_What the task asks:_ Transcribe every line of the records verbatim.

•••

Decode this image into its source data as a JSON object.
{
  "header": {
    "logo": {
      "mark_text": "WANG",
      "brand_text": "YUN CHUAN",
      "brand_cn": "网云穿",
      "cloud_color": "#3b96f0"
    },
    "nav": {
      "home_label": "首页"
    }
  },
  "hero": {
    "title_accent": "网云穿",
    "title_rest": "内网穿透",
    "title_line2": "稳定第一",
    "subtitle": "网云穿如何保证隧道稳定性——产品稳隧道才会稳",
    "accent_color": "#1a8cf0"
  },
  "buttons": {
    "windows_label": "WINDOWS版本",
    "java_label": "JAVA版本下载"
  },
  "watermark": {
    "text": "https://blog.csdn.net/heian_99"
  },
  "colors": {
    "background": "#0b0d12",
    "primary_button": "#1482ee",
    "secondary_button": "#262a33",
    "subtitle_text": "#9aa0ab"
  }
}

•••

_Answer to the exercise:_
Decode this image into its source data as a JSON object.
{
  "header": {
    "logo": {
      "mark_text": "WANG",
      "brand_text": "YUN CHUAN",
      "brand_cn": "网云穿",
      "cloud_color": "#3b96f0"
    },
    "nav": {
      "home_label": "首页"
    }
  },
  "hero": {
    "title_accent": "网云穿",
    "title_rest": "内网穿透",
    "title_line2": "稳定第一",
    "subtitle": "网云穿如何保证隧道稳定性——产品稳隧道才会稳",
    "accent_color": "#1a8cf0"
  },
  "buttons": {
    "windows_label": "WINDOWS版本",
    "java_label": "JAVA版本下载"
  },
  "watermark": {
    "text": "https://blog.csdn.net/heian_99"
  },
  "colors": {
    "background": "#0b0d12",
    "primary_button": "#1482ee",
    "secondary_button": "#262a33",
    "subtitle_text": "#9aa0ab"
  }
}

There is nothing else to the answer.